▶ **Task statement**:
Set all the material down again unchanged, without the pictures.

▶ **Information supplied**:
----------------------------------------

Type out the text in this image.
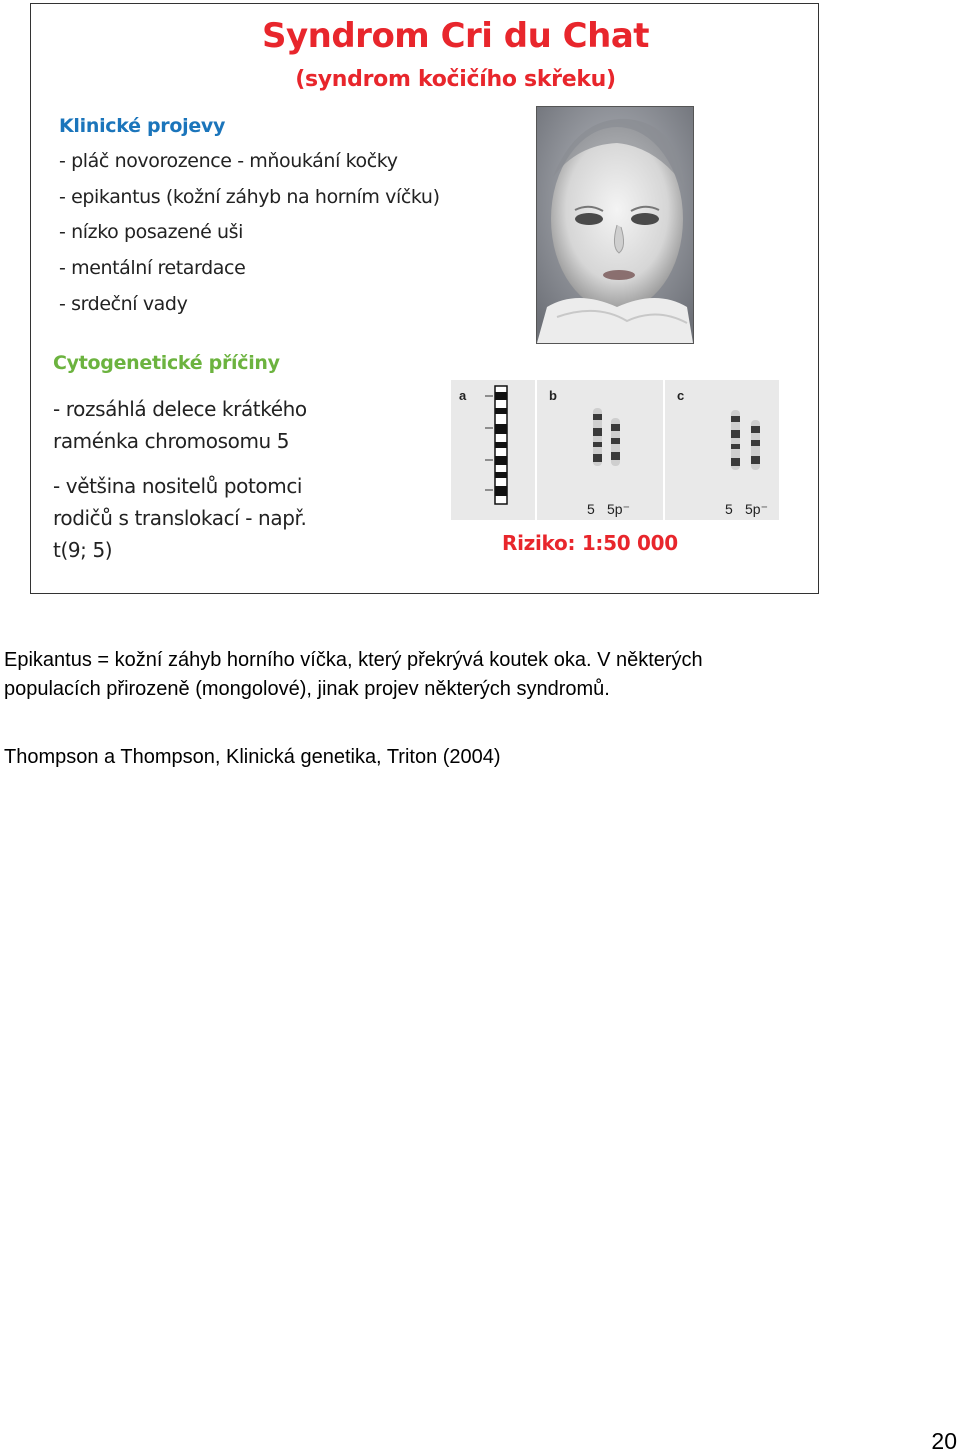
Syndrom Cri du Chat
(syndrom kočičího skřeku)
Klinické projevy
- pláč novorozence - mňoukání kočky
- epikantus (kožní záhyb na horním víčku)
- nízko posazené uši
- mentální retardace
- srdeční vady
Cytogenetické příčiny
- rozsáhlá delece krátkého
raménka chromosomu 5
- většina nositelů potomci
rodičů s translokací - např.
t(9; 5)
a	b	c
5 5p⁻	5 5p⁻
Riziko: 1:50 000
Epikantus = kožní záhyb horního víčka, který překrývá koutek oka. V některých
populacích přirozeně (mongolové), jinak projev některých syndromů.
Thompson a Thompson, Klinická genetika, Triton (2004)
20
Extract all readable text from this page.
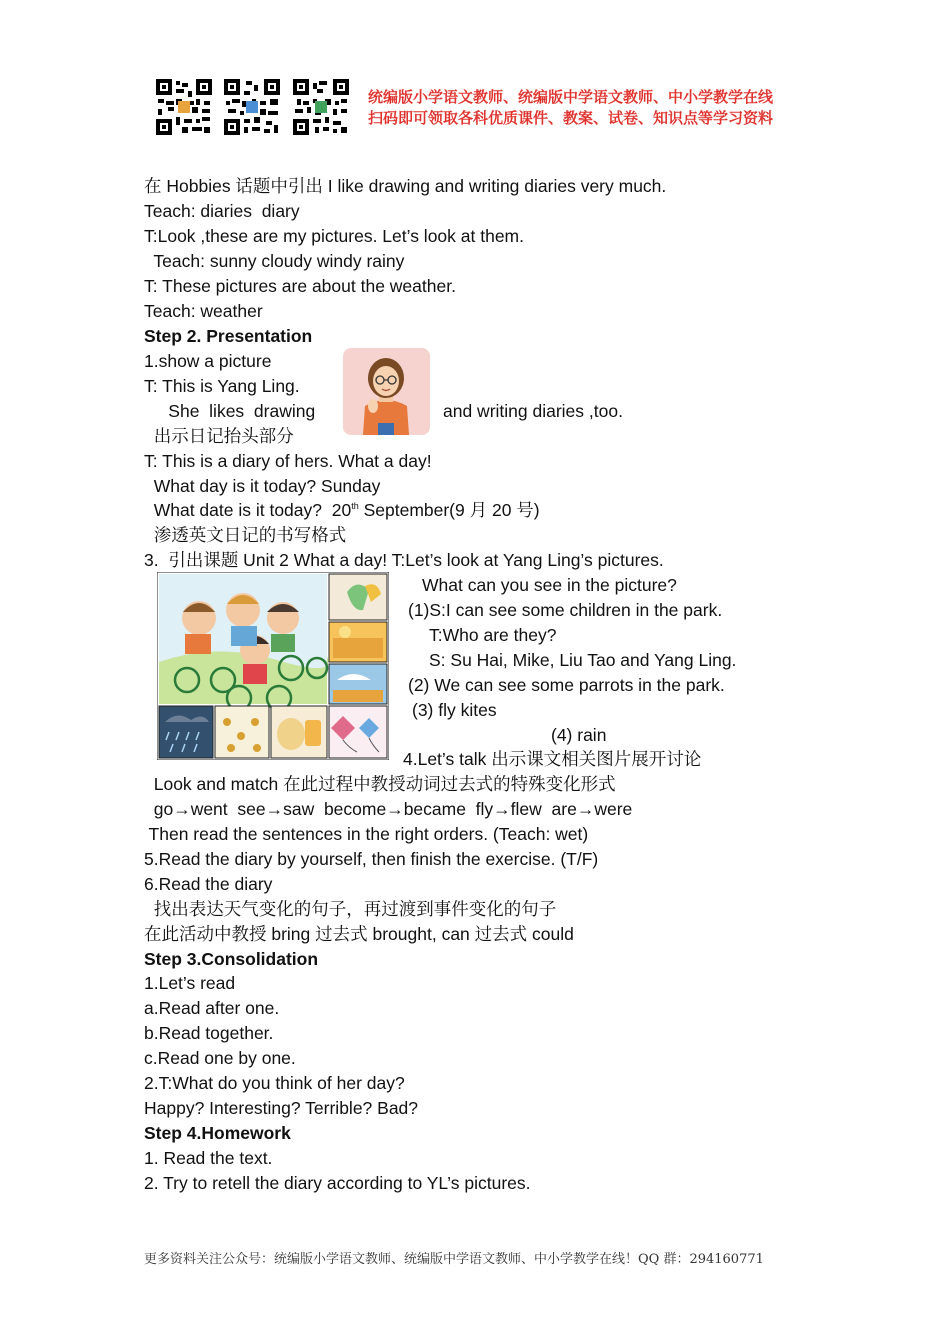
统编版小学语文教师、统编版中学语文教师、中小学教学在线
扫码即可领取各科优质课件、教案、试卷、知识点等学习资料
在 Hobbies 话题中引出 I like drawing and writing diaries very much.
Teach: diaries  diary
T:Look ,these are my pictures. Let’s look at them.
Teach: sunny cloudy windy rainy
T: These pictures are about the weather.
Teach: weather
Step 2. Presentation
1.show a picture
T: This is Yang Ling.
She  likes  drawing	and writing diaries ,too.
出示日记抬头部分
T: This is a diary of hers. What a day!
What day is it today? Sunday
What date is it today?  20th September(9 月 20 号)
渗透英文日记的书写格式
3.  引出课题 Unit 2 What a day! T:Let’s look at Yang Ling’s pictures.
What can you see in the picture?
(1)S:I can see some children in the park.
T:Who are they?
S: Su Hai, Mike, Liu Tao and Yang Ling.
(2) We can see some parrots in the park.
(3) fly kites
(4) rain
4.Let’s talk 出示课文相关图片展开讨论
Look and match 在此过程中教授动词过去式的特殊变化形式
go→went  see→saw  become→became  fly→flew  are→were
Then read the sentences in the right orders. (Teach: wet)
5.Read the diary by yourself, then finish the exercise. (T/F)
6.Read the diary
找出表达天气变化的句子，再过渡到事件变化的句子
在此活动中教授 bring 过去式 brought, can 过去式 could
Step 3.Consolidation
1.Let’s read
a.Read after one.
b.Read together.
c.Read one by one.
2.T:What do you think of her day?
Happy? Interesting? Terrible? Bad?
Step 4.Homework
1. Read the text.
2. Try to retell the diary according to YL’s pictures.
更多资料关注公众号：统编版小学语文教师、统编版中学语文教师、中小学教学在线！QQ 群：294160771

----------------------------------------

▶ **Exercise answer**:
Type out the text in this image.
Syndrom Cri du Chat
(syndrom kočičího skřeku)
Klinické projevy
- pláč novorozence - mňoukání kočky
- epikantus (kožní záhyb na horním víčku)
- nízko posazené uši
- mentální retardace
- srdeční vady
Cytogenetické příčiny
- rozsáhlá delece krátkého
raménka chromosomu 5
- většina nositelů potomci
rodičů s translokací - např.
t(9; 5)
a	b	c
5 5p⁻	5 5p⁻
Riziko: 1:50 000
Epikantus = kožní záhyb horního víčka, který překrývá koutek oka. V některých
populacích přirozeně (mongolové), jinak projev některých syndromů.
Thompson a Thompson, Klinická genetika, Triton (2004)
20
Extract all readable text from this page.
统编版小学语文教师、统编版中学语文教师、中小学教学在线
扫码即可领取各科优质课件、教案、试卷、知识点等学习资料
在 Hobbies 话题中引出 I like drawing and writing diaries very much.
Teach: diaries  diary
T:Look ,these are my pictures. Let’s look at them.
Teach: sunny cloudy windy rainy
T: These pictures are about the weather.
Teach: weather
Step 2. Presentation
1.show a picture
T: This is Yang Ling.
She  likes  drawing	and writing diaries ,too.
出示日记抬头部分
T: This is a diary of hers. What a day!
What day is it today? Sunday
What date is it today?  20th September(9 月 20 号)
渗透英文日记的书写格式
3.  引出课题 Unit 2 What a day! T:Let’s look at Yang Ling’s pictures.
What can you see in the picture?
(1)S:I can see some children in the park.
T:Who are they?
S: Su Hai, Mike, Liu Tao and Yang Ling.
(2) We can see some parrots in the park.
(3) fly kites
(4) rain
4.Let’s talk 出示课文相关图片展开讨论
Look and match 在此过程中教授动词过去式的特殊变化形式
go→went  see→saw  become→became  fly→flew  are→were
Then read the sentences in the right orders. (Teach: wet)
5.Read the diary by yourself, then finish the exercise. (T/F)
6.Read the diary
找出表达天气变化的句子，再过渡到事件变化的句子
在此活动中教授 bring 过去式 brought, can 过去式 could
Step 3.Consolidation
1.Let’s read
a.Read after one.
b.Read together.
c.Read one by one.
2.T:What do you think of her day?
Happy? Interesting? Terrible? Bad?
Step 4.Homework
1. Read the text.
2. Try to retell the diary according to YL’s pictures.
更多资料关注公众号：统编版小学语文教师、统编版中学语文教师、中小学教学在线！QQ 群：294160771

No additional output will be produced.